Print all of the data exactly as written.

** Begin Material provided **

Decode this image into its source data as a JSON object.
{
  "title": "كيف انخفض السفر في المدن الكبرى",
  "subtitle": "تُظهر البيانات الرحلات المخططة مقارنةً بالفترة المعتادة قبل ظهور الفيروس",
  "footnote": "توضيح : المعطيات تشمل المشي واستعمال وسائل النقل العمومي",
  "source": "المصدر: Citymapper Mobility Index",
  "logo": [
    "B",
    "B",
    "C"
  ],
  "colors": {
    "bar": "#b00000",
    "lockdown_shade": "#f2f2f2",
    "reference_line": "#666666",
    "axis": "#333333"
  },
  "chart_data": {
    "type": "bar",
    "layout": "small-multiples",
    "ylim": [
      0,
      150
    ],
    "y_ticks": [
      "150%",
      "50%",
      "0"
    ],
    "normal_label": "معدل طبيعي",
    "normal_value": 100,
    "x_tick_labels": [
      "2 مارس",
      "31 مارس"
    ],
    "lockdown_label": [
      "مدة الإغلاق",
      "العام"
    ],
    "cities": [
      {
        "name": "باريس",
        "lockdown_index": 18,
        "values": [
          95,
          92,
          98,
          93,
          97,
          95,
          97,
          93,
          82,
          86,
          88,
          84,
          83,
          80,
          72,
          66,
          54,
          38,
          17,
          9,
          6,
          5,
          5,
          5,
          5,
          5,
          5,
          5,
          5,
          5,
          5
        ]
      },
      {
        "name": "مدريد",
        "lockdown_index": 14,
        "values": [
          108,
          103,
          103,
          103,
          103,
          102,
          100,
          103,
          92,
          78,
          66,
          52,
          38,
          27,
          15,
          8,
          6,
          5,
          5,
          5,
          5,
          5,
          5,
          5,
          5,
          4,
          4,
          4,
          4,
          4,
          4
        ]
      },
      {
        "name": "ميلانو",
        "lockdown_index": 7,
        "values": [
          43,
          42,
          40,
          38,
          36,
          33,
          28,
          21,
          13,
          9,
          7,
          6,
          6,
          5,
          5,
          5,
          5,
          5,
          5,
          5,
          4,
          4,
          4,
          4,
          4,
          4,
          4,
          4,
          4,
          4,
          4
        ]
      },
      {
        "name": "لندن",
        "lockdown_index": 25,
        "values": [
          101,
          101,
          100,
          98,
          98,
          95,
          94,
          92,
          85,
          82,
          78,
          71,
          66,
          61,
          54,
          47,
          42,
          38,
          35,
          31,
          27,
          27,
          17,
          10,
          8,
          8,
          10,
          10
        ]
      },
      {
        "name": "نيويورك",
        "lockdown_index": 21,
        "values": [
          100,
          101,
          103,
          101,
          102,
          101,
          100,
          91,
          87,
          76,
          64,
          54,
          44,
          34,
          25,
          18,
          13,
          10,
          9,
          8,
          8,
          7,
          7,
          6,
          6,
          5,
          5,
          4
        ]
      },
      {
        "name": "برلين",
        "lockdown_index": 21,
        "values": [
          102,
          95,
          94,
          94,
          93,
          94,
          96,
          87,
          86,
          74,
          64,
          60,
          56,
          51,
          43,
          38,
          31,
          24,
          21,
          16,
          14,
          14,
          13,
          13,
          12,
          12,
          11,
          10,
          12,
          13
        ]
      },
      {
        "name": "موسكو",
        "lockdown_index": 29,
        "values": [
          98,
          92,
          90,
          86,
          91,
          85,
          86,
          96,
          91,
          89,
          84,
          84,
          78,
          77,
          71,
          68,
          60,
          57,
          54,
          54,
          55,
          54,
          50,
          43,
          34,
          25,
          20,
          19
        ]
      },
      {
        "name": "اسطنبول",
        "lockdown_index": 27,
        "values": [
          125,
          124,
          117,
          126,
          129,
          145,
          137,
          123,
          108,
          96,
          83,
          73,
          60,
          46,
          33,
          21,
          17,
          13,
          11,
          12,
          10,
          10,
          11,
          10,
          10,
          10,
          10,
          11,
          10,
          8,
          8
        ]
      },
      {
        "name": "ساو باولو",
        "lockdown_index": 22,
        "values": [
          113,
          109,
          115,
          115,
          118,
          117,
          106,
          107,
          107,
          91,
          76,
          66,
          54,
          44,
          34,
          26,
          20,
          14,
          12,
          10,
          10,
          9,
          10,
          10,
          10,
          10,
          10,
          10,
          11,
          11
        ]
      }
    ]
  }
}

** End Material provided **

Output of the task –
Decode this image into its source data as a JSON object.
{
  "title": "كيف انخفض السفر في المدن الكبرى",
  "subtitle": "تُظهر البيانات الرحلات المخططة مقارنةً بالفترة المعتادة قبل ظهور الفيروس",
  "footnote": "توضيح : المعطيات تشمل المشي واستعمال وسائل النقل العمومي",
  "source": "المصدر: Citymapper Mobility Index",
  "logo": [
    "B",
    "B",
    "C"
  ],
  "colors": {
    "bar": "#b00000",
    "lockdown_shade": "#f2f2f2",
    "reference_line": "#666666",
    "axis": "#333333"
  },
  "chart_data": {
    "type": "bar",
    "layout": "small-multiples",
    "ylim": [
      0,
      150
    ],
    "y_ticks": [
      "150%",
      "50%",
      "0"
    ],
    "normal_label": "معدل طبيعي",
    "normal_value": 100,
    "x_tick_labels": [
      "2 مارس",
      "31 مارس"
    ],
    "lockdown_label": [
      "مدة الإغلاق",
      "العام"
    ],
    "cities": [
      {
        "name": "باريس",
        "lockdown_index": 18,
        "values": [
          95,
          92,
          98,
          93,
          97,
          95,
          97,
          93,
          82,
          86,
          88,
          84,
          83,
          80,
          72,
          66,
          54,
          38,
          17,
          9,
          6,
          5,
          5,
          5,
          5,
          5,
          5,
          5,
          5,
          5,
          5
        ]
      },
      {
        "name": "مدريد",
        "lockdown_index": 14,
        "values": [
          108,
          103,
          103,
          103,
          103,
          102,
          100,
          103,
          92,
          78,
          66,
          52,
          38,
          27,
          15,
          8,
          6,
          5,
          5,
          5,
          5,
          5,
          5,
          5,
          5,
          4,
          4,
          4,
          4,
          4,
          4
        ]
      },
      {
        "name": "ميلانو",
        "lockdown_index": 7,
        "values": [
          43,
          42,
          40,
          38,
          36,
          33,
          28,
          21,
          13,
          9,
          7,
          6,
          6,
          5,
          5,
          5,
          5,
          5,
          5,
          5,
          4,
          4,
          4,
          4,
          4,
          4,
          4,
          4,
          4,
          4,
          4
        ]
      },
      {
        "name": "لندن",
        "lockdown_index": 25,
        "values": [
          101,
          101,
          100,
          98,
          98,
          95,
          94,
          92,
          85,
          82,
          78,
          71,
          66,
          61,
          54,
          47,
          42,
          38,
          35,
          31,
          27,
          27,
          17,
          10,
          8,
          8,
          10,
          10
        ]
      },
      {
        "name": "نيويورك",
        "lockdown_index": 21,
        "values": [
          100,
          101,
          103,
          101,
          102,
          101,
          100,
          91,
          87,
          76,
          64,
          54,
          44,
          34,
          25,
          18,
          13,
          10,
          9,
          8,
          8,
          7,
          7,
          6,
          6,
          5,
          5,
          4
        ]
      },
      {
        "name": "برلين",
        "lockdown_index": 21,
        "values": [
          102,
          95,
          94,
          94,
          93,
          94,
          96,
          87,
          86,
          74,
          64,
          60,
          56,
          51,
          43,
          38,
          31,
          24,
          21,
          16,
          14,
          14,
          13,
          13,
          12,
          12,
          11,
          10,
          12,
          13
        ]
      },
      {
        "name": "موسكو",
        "lockdown_index": 29,
        "values": [
          98,
          92,
          90,
          86,
          91,
          85,
          86,
          96,
          91,
          89,
          84,
          84,
          78,
          77,
          71,
          68,
          60,
          57,
          54,
          54,
          55,
          54,
          50,
          43,
          34,
          25,
          20,
          19
        ]
      },
      {
        "name": "اسطنبول",
        "lockdown_index": 27,
        "values": [
          125,
          124,
          117,
          126,
          129,
          145,
          137,
          123,
          108,
          96,
          83,
          73,
          60,
          46,
          33,
          21,
          17,
          13,
          11,
          12,
          10,
          10,
          11,
          10,
          10,
          10,
          10,
          11,
          10,
          8,
          8
        ]
      },
      {
        "name": "ساو باولو",
        "lockdown_index": 22,
        "values": [
          113,
          109,
          115,
          115,
          118,
          117,
          106,
          107,
          107,
          91,
          76,
          66,
          54,
          44,
          34,
          26,
          20,
          14,
          12,
          10,
          10,
          9,
          10,
          10,
          10,
          10,
          10,
          10,
          11,
          11
        ]
      }
    ]
  }
}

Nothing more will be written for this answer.